» Task brief: Check each line of the records below for the word "Gregoire" and copy those where it appears.
___
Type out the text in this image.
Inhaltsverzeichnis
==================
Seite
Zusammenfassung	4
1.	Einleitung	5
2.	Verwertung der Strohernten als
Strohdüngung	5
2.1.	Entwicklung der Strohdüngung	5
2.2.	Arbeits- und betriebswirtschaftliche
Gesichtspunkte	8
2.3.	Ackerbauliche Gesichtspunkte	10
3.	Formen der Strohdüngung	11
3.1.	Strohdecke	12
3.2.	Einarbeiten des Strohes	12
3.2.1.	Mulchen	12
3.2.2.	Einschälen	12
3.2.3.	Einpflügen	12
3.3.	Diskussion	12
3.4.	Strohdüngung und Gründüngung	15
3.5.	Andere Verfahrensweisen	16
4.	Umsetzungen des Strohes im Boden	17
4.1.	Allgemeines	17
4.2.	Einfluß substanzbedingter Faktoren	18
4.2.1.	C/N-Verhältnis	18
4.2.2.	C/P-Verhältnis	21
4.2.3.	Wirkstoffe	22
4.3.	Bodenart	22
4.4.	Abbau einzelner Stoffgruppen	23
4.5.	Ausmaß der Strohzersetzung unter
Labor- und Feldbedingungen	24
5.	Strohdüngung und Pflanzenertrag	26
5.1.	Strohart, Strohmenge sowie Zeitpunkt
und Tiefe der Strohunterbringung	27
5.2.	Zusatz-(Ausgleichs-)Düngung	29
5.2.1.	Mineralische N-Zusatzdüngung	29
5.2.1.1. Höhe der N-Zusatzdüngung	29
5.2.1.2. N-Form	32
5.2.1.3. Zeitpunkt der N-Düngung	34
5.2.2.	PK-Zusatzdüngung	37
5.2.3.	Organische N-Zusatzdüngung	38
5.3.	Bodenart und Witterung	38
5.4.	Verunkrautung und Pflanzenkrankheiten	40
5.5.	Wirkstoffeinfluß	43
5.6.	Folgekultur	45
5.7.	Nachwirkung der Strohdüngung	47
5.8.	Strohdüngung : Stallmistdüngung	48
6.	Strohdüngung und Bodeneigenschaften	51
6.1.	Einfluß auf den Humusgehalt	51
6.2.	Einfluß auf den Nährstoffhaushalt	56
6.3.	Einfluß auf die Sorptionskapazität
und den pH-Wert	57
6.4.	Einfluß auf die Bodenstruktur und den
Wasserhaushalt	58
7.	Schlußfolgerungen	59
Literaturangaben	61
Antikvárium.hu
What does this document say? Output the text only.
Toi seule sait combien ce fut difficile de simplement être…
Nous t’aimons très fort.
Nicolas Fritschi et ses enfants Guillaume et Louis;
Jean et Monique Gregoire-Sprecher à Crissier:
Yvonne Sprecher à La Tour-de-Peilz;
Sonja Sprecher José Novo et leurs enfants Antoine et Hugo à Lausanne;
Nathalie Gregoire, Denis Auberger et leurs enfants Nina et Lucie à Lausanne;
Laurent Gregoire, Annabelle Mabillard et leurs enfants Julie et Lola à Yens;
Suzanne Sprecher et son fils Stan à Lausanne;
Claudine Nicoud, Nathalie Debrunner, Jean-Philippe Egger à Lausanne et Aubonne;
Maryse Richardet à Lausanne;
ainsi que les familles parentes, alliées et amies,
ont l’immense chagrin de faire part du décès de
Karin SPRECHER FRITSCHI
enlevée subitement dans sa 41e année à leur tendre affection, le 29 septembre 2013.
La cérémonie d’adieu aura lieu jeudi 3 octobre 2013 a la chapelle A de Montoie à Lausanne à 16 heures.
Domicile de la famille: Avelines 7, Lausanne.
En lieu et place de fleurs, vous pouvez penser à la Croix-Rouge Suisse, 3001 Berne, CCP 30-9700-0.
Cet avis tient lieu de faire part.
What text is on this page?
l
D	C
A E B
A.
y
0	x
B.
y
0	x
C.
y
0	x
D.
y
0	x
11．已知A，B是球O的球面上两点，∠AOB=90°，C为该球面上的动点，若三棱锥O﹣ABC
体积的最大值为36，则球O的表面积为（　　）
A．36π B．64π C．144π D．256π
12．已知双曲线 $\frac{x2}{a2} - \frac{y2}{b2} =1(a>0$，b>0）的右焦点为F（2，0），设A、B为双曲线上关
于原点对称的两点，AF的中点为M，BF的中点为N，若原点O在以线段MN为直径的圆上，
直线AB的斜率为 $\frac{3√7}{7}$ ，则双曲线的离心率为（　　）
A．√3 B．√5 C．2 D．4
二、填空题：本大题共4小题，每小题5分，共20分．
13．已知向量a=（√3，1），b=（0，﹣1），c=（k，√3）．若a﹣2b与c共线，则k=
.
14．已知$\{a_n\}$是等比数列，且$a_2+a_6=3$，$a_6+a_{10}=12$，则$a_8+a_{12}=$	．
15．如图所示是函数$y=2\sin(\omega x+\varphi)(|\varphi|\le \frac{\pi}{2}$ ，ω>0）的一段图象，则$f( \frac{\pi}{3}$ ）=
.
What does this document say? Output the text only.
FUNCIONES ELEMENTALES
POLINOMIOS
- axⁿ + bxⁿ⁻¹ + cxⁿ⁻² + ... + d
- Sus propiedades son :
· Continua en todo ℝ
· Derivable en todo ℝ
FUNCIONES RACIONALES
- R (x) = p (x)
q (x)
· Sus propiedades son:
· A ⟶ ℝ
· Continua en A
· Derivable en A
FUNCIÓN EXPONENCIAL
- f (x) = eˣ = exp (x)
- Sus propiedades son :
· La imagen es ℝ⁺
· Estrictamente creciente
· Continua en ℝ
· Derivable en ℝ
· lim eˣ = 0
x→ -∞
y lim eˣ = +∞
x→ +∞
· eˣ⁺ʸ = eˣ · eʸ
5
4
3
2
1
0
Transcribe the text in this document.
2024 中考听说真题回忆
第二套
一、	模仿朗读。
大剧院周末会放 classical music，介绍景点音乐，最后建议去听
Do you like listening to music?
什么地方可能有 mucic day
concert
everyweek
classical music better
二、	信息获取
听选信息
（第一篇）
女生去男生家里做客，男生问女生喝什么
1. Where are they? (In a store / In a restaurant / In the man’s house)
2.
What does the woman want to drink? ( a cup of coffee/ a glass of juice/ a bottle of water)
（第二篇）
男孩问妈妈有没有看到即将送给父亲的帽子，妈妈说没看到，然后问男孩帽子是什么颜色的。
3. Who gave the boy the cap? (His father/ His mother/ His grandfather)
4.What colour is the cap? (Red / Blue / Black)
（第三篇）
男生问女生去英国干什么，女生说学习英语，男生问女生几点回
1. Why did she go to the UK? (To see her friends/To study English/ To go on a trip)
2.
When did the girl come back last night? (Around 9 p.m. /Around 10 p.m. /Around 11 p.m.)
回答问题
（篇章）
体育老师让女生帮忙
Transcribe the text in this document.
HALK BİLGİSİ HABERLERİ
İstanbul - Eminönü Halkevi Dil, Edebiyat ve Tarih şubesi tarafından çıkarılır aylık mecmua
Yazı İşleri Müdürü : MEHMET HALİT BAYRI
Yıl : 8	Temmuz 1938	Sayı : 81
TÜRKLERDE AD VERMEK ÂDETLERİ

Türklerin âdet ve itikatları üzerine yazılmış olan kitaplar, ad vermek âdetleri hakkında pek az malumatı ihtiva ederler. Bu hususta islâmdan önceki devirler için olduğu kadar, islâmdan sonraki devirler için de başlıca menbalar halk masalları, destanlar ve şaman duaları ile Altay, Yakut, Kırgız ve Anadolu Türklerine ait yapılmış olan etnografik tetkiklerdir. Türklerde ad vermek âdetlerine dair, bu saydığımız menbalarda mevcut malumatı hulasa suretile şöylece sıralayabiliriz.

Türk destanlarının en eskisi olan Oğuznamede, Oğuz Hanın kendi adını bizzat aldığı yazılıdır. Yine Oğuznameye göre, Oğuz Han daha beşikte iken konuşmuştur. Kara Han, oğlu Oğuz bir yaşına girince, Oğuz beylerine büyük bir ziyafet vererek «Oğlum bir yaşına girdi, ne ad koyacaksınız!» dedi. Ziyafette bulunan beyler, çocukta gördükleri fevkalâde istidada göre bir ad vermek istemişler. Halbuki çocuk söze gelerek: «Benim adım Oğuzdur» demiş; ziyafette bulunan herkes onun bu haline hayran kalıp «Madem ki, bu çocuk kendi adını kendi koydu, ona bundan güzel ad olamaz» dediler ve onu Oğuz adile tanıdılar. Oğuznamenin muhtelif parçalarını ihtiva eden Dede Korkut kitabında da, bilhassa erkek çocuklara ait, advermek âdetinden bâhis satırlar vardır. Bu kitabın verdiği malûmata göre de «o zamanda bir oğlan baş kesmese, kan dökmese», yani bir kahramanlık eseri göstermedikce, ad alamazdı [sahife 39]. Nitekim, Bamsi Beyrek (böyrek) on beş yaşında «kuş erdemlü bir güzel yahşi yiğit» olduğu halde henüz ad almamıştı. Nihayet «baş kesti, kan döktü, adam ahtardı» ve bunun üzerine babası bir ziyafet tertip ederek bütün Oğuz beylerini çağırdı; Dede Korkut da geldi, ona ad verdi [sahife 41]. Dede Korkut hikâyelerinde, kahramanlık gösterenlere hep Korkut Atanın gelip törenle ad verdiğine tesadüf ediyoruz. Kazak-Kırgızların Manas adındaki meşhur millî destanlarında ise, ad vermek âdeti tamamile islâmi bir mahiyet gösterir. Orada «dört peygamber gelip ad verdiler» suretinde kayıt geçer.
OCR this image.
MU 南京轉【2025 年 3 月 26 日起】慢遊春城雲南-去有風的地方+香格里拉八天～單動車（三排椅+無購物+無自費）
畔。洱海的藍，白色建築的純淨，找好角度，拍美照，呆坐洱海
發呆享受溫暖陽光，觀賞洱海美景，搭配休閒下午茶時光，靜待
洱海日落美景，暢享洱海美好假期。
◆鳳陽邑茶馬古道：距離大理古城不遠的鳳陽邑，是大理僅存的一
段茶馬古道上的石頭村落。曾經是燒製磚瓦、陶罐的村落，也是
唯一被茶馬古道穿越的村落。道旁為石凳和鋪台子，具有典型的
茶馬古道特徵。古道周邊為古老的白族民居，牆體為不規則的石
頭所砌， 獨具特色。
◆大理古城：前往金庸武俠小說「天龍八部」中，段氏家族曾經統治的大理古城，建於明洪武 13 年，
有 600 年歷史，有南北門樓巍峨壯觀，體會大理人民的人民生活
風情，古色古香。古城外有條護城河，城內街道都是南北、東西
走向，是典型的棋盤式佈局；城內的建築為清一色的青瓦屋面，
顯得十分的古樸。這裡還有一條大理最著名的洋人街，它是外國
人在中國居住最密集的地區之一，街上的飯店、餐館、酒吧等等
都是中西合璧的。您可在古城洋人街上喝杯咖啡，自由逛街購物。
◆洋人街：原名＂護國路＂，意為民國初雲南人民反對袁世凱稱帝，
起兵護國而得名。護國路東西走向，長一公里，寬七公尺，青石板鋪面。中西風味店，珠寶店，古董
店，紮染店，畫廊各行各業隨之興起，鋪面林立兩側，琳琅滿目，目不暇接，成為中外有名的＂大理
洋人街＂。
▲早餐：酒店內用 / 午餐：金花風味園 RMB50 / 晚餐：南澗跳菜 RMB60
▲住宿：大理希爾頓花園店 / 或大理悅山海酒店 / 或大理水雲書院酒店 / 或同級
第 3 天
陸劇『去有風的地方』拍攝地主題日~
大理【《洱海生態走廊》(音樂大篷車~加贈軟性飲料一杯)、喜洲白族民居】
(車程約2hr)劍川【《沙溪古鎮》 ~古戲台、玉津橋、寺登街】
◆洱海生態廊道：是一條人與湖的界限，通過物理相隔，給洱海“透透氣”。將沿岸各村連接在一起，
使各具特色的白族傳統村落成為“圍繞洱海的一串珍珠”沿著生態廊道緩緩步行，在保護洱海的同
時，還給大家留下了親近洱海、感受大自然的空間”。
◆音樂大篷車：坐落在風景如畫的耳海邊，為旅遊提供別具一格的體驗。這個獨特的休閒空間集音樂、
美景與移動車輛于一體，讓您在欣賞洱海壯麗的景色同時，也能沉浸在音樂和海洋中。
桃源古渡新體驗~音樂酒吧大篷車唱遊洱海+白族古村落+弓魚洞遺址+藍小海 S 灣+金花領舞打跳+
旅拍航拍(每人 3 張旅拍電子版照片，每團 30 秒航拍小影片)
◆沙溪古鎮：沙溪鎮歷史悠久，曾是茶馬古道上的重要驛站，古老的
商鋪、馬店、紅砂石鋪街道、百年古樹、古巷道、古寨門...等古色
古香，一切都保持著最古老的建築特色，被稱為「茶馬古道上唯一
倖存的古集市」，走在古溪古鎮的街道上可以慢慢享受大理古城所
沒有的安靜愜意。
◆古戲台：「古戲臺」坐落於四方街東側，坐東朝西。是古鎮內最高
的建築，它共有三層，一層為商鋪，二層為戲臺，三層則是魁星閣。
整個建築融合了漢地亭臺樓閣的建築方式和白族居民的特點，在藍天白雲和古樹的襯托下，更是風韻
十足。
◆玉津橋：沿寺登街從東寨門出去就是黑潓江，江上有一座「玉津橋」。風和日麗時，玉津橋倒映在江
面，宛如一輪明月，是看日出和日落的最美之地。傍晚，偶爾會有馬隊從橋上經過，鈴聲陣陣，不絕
___
» Correct answer:
Jean et Monique Gregoire-Sprecher à Crissier:
Nathalie Gregoire, Denis Auberger et leurs enfants Nina et Lucie à Lausanne;
Laurent Gregoire, Annabelle Mabillard et leurs enfants Julie et Lola à Yens;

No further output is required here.